=== Raw records ===
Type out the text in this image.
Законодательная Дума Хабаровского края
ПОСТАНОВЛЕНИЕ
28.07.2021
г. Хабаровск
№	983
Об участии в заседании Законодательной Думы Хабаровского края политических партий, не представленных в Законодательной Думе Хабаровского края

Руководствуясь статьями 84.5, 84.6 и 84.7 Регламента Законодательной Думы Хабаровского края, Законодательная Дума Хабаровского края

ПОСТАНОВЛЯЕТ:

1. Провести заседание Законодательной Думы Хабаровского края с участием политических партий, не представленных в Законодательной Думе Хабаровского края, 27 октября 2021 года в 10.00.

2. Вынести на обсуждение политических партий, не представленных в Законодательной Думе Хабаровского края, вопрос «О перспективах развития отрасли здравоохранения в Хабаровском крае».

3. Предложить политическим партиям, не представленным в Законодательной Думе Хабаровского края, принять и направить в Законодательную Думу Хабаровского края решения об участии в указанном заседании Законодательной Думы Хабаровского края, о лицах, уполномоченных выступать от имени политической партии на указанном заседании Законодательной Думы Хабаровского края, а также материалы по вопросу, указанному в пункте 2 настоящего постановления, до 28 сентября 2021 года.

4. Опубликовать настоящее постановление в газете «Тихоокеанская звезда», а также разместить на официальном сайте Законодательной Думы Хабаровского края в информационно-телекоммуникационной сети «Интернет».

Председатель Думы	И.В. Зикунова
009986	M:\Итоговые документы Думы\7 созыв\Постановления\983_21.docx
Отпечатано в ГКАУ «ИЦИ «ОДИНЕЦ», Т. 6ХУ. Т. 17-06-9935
===
Task requirements:
Transcribe each entry exactly.

Right answer:
Type out the text in this image.
Законодательная Дума Хабаровского края
ПОСТАНОВЛЕНИЕ
28.07.2021
г. Хабаровск
№	983
Об участии в заседании Законодательной Думы Хабаровского края политических партий, не представленных в Законодательной Думе Хабаровского края

Руководствуясь статьями 84.5, 84.6 и 84.7 Регламента Законодательной Думы Хабаровского края, Законодательная Дума Хабаровского края

ПОСТАНОВЛЯЕТ:

1. Провести заседание Законодательной Думы Хабаровского края с участием политических партий, не представленных в Законодательной Думе Хабаровского края, 27 октября 2021 года в 10.00.

2. Вынести на обсуждение политических партий, не представленных в Законодательной Думе Хабаровского края, вопрос «О перспективах развития отрасли здравоохранения в Хабаровском крае».

3. Предложить политическим партиям, не представленным в Законодательной Думе Хабаровского края, принять и направить в Законодательную Думу Хабаровского края решения об участии в указанном заседании Законодательной Думы Хабаровского края, о лицах, уполномоченных выступать от имени политической партии на указанном заседании Законодательной Думы Хабаровского края, а также материалы по вопросу, указанному в пункте 2 настоящего постановления, до 28 сентября 2021 года.

4. Опубликовать настоящее постановление в газете «Тихоокеанская звезда», а также разместить на официальном сайте Законодательной Думы Хабаровского края в информационно-телекоммуникационной сети «Интернет».

Председатель Думы	И.В. Зикунова
009986	M:\Итоговые документы Думы\7 созыв\Постановления\983_21.docx
Отпечатано в ГКАУ «ИЦИ «ОДИНЕЦ», Т. 6ХУ. Т. 17-06-9935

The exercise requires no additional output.